Stated exercise - Can you retype every record below exactly as written?

Data to use -
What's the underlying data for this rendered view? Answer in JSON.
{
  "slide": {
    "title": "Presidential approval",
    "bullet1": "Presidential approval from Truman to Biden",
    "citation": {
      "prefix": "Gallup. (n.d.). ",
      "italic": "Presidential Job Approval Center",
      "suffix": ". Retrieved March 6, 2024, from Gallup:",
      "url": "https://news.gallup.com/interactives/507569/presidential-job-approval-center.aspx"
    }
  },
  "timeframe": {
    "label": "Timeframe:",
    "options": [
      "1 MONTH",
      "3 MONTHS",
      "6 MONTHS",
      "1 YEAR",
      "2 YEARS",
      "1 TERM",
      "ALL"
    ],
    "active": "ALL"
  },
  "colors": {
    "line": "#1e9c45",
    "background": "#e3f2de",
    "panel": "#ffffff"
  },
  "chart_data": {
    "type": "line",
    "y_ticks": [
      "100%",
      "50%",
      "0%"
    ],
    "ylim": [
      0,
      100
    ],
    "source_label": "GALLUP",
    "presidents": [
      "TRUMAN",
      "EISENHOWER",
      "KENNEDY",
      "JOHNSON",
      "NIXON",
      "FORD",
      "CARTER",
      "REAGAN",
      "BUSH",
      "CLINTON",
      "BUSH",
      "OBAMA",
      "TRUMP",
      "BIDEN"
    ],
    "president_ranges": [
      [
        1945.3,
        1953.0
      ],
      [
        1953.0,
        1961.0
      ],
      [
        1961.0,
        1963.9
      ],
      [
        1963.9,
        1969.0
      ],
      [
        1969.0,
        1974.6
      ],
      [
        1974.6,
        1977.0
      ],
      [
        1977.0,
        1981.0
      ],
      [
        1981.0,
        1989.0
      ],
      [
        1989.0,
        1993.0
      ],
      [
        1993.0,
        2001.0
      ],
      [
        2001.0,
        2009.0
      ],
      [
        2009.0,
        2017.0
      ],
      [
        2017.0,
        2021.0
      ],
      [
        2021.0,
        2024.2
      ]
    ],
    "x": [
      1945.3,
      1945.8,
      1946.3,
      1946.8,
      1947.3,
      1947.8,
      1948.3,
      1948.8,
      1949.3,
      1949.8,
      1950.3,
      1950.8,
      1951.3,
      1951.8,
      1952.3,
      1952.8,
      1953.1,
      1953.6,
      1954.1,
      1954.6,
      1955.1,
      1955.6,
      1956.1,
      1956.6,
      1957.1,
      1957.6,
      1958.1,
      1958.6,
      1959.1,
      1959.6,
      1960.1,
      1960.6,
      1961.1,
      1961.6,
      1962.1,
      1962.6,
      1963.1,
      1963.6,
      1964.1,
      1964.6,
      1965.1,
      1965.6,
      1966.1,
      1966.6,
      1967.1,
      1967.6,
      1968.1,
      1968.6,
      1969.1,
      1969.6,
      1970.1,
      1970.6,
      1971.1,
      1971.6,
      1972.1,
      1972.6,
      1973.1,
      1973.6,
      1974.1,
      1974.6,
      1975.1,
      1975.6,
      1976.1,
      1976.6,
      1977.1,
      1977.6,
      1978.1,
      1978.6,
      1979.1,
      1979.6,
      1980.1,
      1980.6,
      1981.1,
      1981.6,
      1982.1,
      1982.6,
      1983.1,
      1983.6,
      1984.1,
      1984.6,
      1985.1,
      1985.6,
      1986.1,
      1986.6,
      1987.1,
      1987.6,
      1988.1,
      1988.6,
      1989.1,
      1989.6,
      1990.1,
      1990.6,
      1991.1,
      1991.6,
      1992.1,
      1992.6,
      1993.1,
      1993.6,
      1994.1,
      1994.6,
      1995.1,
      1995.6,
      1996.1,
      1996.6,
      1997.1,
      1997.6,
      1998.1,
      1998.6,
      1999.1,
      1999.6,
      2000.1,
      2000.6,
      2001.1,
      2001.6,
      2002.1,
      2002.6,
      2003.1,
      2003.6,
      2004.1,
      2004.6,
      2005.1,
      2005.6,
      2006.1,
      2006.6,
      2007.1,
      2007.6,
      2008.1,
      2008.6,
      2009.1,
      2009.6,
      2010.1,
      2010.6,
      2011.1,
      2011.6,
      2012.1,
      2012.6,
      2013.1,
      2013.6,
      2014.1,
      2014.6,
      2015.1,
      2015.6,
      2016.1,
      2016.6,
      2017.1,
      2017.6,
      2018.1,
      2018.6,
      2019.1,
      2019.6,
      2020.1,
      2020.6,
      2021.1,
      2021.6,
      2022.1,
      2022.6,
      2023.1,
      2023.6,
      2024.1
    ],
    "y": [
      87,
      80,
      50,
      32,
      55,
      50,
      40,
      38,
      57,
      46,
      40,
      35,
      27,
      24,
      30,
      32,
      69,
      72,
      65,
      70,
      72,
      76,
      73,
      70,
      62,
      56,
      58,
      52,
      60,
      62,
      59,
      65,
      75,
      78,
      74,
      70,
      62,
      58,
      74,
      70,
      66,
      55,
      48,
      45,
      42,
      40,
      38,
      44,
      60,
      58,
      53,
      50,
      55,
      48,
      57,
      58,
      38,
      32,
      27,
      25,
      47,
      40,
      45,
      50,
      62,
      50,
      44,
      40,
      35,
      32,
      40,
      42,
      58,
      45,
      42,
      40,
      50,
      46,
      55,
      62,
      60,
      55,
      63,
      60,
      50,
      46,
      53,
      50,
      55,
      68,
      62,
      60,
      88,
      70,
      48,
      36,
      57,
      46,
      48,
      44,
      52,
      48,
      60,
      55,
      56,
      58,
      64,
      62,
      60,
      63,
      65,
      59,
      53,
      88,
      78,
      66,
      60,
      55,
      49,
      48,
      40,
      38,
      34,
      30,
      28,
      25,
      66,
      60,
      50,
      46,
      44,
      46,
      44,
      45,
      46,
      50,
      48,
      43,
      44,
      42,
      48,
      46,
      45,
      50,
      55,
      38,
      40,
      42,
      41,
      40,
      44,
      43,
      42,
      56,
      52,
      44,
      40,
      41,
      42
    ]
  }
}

Result -
What's the underlying data for this rendered view? Answer in JSON.
{
  "slide": {
    "title": "Presidential approval",
    "bullet1": "Presidential approval from Truman to Biden",
    "citation": {
      "prefix": "Gallup. (n.d.). ",
      "italic": "Presidential Job Approval Center",
      "suffix": ". Retrieved March 6, 2024, from Gallup:",
      "url": "https://news.gallup.com/interactives/507569/presidential-job-approval-center.aspx"
    }
  },
  "timeframe": {
    "label": "Timeframe:",
    "options": [
      "1 MONTH",
      "3 MONTHS",
      "6 MONTHS",
      "1 YEAR",
      "2 YEARS",
      "1 TERM",
      "ALL"
    ],
    "active": "ALL"
  },
  "colors": {
    "line": "#1e9c45",
    "background": "#e3f2de",
    "panel": "#ffffff"
  },
  "chart_data": {
    "type": "line",
    "y_ticks": [
      "100%",
      "50%",
      "0%"
    ],
    "ylim": [
      0,
      100
    ],
    "source_label": "GALLUP",
    "presidents": [
      "TRUMAN",
      "EISENHOWER",
      "KENNEDY",
      "JOHNSON",
      "NIXON",
      "FORD",
      "CARTER",
      "REAGAN",
      "BUSH",
      "CLINTON",
      "BUSH",
      "OBAMA",
      "TRUMP",
      "BIDEN"
    ],
    "president_ranges": [
      [
        1945.3,
        1953.0
      ],
      [
        1953.0,
        1961.0
      ],
      [
        1961.0,
        1963.9
      ],
      [
        1963.9,
        1969.0
      ],
      [
        1969.0,
        1974.6
      ],
      [
        1974.6,
        1977.0
      ],
      [
        1977.0,
        1981.0
      ],
      [
        1981.0,
        1989.0
      ],
      [
        1989.0,
        1993.0
      ],
      [
        1993.0,
        2001.0
      ],
      [
        2001.0,
        2009.0
      ],
      [
        2009.0,
        2017.0
      ],
      [
        2017.0,
        2021.0
      ],
      [
        2021.0,
        2024.2
      ]
    ],
    "x": [
      1945.3,
      1945.8,
      1946.3,
      1946.8,
      1947.3,
      1947.8,
      1948.3,
      1948.8,
      1949.3,
      1949.8,
      1950.3,
      1950.8,
      1951.3,
      1951.8,
      1952.3,
      1952.8,
      1953.1,
      1953.6,
      1954.1,
      1954.6,
      1955.1,
      1955.6,
      1956.1,
      1956.6,
      1957.1,
      1957.6,
      1958.1,
      1958.6,
      1959.1,
      1959.6,
      1960.1,
      1960.6,
      1961.1,
      1961.6,
      1962.1,
      1962.6,
      1963.1,
      1963.6,
      1964.1,
      1964.6,
      1965.1,
      1965.6,
      1966.1,
      1966.6,
      1967.1,
      1967.6,
      1968.1,
      1968.6,
      1969.1,
      1969.6,
      1970.1,
      1970.6,
      1971.1,
      1971.6,
      1972.1,
      1972.6,
      1973.1,
      1973.6,
      1974.1,
      1974.6,
      1975.1,
      1975.6,
      1976.1,
      1976.6,
      1977.1,
      1977.6,
      1978.1,
      1978.6,
      1979.1,
      1979.6,
      1980.1,
      1980.6,
      1981.1,
      1981.6,
      1982.1,
      1982.6,
      1983.1,
      1983.6,
      1984.1,
      1984.6,
      1985.1,
      1985.6,
      1986.1,
      1986.6,
      1987.1,
      1987.6,
      1988.1,
      1988.6,
      1989.1,
      1989.6,
      1990.1,
      1990.6,
      1991.1,
      1991.6,
      1992.1,
      1992.6,
      1993.1,
      1993.6,
      1994.1,
      1994.6,
      1995.1,
      1995.6,
      1996.1,
      1996.6,
      1997.1,
      1997.6,
      1998.1,
      1998.6,
      1999.1,
      1999.6,
      2000.1,
      2000.6,
      2001.1,
      2001.6,
      2002.1,
      2002.6,
      2003.1,
      2003.6,
      2004.1,
      2004.6,
      2005.1,
      2005.6,
      2006.1,
      2006.6,
      2007.1,
      2007.6,
      2008.1,
      2008.6,
      2009.1,
      2009.6,
      2010.1,
      2010.6,
      2011.1,
      2011.6,
      2012.1,
      2012.6,
      2013.1,
      2013.6,
      2014.1,
      2014.6,
      2015.1,
      2015.6,
      2016.1,
      2016.6,
      2017.1,
      2017.6,
      2018.1,
      2018.6,
      2019.1,
      2019.6,
      2020.1,
      2020.6,
      2021.1,
      2021.6,
      2022.1,
      2022.6,
      2023.1,
      2023.6,
      2024.1
    ],
    "y": [
      87,
      80,
      50,
      32,
      55,
      50,
      40,
      38,
      57,
      46,
      40,
      35,
      27,
      24,
      30,
      32,
      69,
      72,
      65,
      70,
      72,
      76,
      73,
      70,
      62,
      56,
      58,
      52,
      60,
      62,
      59,
      65,
      75,
      78,
      74,
      70,
      62,
      58,
      74,
      70,
      66,
      55,
      48,
      45,
      42,
      40,
      38,
      44,
      60,
      58,
      53,
      50,
      55,
      48,
      57,
      58,
      38,
      32,
      27,
      25,
      47,
      40,
      45,
      50,
      62,
      50,
      44,
      40,
      35,
      32,
      40,
      42,
      58,
      45,
      42,
      40,
      50,
      46,
      55,
      62,
      60,
      55,
      63,
      60,
      50,
      46,
      53,
      50,
      55,
      68,
      62,
      60,
      88,
      70,
      48,
      36,
      57,
      46,
      48,
      44,
      52,
      48,
      60,
      55,
      56,
      58,
      64,
      62,
      60,
      63,
      65,
      59,
      53,
      88,
      78,
      66,
      60,
      55,
      49,
      48,
      40,
      38,
      34,
      30,
      28,
      25,
      66,
      60,
      50,
      46,
      44,
      46,
      44,
      45,
      46,
      50,
      48,
      43,
      44,
      42,
      48,
      46,
      45,
      50,
      55,
      38,
      40,
      42,
      41,
      40,
      44,
      43,
      42,
      56,
      52,
      44,
      40,
      41,
      42
    ]
  }
}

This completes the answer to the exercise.